PROVIDED MATERIAL ▸
::::

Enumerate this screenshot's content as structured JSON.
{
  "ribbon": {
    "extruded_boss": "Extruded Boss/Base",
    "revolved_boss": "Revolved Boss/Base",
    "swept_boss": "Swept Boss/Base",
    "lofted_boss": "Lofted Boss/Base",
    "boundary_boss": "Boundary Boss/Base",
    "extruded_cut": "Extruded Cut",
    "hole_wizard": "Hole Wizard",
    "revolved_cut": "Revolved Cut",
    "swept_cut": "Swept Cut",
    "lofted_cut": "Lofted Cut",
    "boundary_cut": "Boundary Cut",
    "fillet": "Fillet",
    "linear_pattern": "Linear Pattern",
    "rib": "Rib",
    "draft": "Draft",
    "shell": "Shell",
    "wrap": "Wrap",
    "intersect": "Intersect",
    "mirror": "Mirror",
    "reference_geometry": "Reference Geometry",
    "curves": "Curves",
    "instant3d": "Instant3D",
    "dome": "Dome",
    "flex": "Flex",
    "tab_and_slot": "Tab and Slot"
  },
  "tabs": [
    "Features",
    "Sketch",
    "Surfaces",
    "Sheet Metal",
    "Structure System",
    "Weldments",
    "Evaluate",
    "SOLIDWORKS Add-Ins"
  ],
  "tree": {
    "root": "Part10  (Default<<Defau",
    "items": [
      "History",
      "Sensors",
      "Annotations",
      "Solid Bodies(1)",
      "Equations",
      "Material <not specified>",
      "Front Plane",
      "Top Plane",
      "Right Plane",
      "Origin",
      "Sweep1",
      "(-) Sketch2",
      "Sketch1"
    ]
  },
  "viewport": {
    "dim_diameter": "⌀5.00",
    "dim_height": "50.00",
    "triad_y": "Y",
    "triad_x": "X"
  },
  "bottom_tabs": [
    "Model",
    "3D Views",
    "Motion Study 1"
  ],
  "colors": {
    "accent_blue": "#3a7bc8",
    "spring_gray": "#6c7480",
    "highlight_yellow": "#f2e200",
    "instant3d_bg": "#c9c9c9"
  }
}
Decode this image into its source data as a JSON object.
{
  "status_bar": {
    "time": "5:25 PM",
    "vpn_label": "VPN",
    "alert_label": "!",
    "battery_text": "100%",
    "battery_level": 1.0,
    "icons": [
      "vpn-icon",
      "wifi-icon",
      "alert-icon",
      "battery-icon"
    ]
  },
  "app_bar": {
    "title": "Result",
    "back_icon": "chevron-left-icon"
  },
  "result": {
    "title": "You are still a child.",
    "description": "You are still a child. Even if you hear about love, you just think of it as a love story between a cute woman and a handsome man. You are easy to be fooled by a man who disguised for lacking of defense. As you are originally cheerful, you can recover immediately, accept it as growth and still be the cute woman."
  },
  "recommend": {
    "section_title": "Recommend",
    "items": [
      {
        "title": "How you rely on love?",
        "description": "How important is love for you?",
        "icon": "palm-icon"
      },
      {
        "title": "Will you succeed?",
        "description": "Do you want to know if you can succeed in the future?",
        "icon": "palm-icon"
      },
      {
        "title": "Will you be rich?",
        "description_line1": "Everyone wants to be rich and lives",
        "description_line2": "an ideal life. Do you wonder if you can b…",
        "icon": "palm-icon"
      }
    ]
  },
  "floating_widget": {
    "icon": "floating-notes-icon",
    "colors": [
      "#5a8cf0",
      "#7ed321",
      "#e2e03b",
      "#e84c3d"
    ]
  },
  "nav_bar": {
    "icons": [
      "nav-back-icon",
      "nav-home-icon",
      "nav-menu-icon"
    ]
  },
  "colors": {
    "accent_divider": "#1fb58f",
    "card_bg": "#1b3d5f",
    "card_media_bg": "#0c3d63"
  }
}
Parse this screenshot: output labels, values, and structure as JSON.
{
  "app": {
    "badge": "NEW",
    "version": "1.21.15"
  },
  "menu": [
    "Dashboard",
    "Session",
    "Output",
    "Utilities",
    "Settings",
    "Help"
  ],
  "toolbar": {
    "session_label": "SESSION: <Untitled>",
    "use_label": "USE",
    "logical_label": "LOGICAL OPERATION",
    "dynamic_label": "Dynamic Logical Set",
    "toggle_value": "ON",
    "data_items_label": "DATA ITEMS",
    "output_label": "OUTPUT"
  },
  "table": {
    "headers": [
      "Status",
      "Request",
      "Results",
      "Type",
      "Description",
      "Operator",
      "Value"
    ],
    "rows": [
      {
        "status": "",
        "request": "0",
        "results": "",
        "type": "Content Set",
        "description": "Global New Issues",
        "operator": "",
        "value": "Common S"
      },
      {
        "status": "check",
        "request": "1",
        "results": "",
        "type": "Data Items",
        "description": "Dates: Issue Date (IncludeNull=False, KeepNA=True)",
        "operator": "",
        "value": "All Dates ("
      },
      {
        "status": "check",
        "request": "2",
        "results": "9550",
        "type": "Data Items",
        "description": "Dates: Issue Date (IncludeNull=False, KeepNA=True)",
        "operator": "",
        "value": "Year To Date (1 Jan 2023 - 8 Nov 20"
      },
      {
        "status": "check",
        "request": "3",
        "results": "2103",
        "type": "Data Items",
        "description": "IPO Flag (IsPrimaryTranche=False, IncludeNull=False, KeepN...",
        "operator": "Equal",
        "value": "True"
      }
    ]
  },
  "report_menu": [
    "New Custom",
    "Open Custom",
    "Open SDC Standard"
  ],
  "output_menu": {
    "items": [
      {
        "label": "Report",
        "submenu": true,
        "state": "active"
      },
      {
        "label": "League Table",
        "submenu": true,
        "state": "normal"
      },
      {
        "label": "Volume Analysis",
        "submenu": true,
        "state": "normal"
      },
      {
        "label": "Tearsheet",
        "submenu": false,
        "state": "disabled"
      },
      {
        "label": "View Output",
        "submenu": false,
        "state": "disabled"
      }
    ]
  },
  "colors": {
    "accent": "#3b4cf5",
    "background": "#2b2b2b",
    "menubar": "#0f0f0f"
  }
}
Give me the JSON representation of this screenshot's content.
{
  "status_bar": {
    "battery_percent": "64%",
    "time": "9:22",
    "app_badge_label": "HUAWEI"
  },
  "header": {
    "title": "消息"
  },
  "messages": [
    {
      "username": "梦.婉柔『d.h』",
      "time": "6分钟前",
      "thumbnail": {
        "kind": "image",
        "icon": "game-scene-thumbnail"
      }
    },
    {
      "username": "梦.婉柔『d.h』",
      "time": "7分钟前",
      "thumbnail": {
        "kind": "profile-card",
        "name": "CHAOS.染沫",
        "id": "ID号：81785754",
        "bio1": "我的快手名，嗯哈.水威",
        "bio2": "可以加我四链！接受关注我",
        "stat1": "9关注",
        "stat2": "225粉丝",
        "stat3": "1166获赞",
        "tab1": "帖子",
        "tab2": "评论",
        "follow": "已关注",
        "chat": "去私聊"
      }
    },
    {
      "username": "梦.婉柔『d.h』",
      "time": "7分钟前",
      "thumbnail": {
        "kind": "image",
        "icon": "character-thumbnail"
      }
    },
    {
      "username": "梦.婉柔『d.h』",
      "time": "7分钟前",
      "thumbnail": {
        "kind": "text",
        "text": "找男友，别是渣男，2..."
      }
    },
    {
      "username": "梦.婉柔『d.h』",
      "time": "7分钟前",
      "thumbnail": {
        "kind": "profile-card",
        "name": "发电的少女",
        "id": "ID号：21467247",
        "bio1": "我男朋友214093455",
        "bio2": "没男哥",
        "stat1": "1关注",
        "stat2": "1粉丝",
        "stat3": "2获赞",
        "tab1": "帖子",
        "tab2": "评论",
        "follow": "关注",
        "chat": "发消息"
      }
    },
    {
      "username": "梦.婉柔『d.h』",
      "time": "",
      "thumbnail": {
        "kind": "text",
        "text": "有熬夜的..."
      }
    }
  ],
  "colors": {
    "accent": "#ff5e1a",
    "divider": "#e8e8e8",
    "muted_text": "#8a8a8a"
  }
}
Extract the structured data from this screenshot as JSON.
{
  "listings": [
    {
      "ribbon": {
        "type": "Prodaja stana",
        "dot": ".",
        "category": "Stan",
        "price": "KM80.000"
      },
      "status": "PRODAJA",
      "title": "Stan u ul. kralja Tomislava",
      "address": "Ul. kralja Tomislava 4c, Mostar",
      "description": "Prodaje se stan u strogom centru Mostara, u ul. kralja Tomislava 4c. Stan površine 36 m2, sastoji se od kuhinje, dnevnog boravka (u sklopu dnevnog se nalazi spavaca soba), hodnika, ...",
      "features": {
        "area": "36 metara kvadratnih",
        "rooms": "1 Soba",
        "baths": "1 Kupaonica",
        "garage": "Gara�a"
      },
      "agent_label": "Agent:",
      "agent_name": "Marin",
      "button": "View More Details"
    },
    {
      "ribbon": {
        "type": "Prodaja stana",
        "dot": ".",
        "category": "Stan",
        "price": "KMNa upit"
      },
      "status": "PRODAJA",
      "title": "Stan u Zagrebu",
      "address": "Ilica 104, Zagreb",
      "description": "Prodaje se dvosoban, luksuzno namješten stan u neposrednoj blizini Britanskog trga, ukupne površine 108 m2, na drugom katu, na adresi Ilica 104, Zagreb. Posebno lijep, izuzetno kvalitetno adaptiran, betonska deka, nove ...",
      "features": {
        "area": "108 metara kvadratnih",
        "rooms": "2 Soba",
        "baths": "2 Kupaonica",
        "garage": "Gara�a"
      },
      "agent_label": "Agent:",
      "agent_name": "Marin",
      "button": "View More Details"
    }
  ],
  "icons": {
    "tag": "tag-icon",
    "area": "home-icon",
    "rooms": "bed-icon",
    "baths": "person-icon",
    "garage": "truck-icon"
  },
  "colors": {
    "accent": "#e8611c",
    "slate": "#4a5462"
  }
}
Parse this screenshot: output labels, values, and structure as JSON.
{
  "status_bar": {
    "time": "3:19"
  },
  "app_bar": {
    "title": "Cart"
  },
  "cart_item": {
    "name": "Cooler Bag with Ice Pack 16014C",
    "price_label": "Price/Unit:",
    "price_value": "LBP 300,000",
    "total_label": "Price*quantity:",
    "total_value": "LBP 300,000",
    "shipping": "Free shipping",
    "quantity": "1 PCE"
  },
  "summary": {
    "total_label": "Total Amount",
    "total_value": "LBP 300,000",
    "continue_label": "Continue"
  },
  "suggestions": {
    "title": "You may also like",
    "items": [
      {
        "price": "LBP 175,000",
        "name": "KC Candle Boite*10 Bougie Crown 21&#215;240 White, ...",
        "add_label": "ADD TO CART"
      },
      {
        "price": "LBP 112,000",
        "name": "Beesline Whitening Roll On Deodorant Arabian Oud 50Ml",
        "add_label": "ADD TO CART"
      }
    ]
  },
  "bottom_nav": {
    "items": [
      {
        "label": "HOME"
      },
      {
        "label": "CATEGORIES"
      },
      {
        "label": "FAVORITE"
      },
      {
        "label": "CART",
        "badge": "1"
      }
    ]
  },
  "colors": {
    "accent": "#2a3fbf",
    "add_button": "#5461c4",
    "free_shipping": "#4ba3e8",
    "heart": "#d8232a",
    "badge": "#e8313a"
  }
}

::::

SET TASK ▸ Copy each line holding the word "still" from the listing above.

RESPONSE TO THIS TASK ▸
    "title": "You are still a child.",
    "description": "You are still a child. Even if you hear about love, you just think of it as a love story between a cute woman and a handsome man. You are easy to be fooled by a man who disguised for lacking of defense. As you are originally cheerful, you can recover immediately, accept it as growth and still be the cute woman."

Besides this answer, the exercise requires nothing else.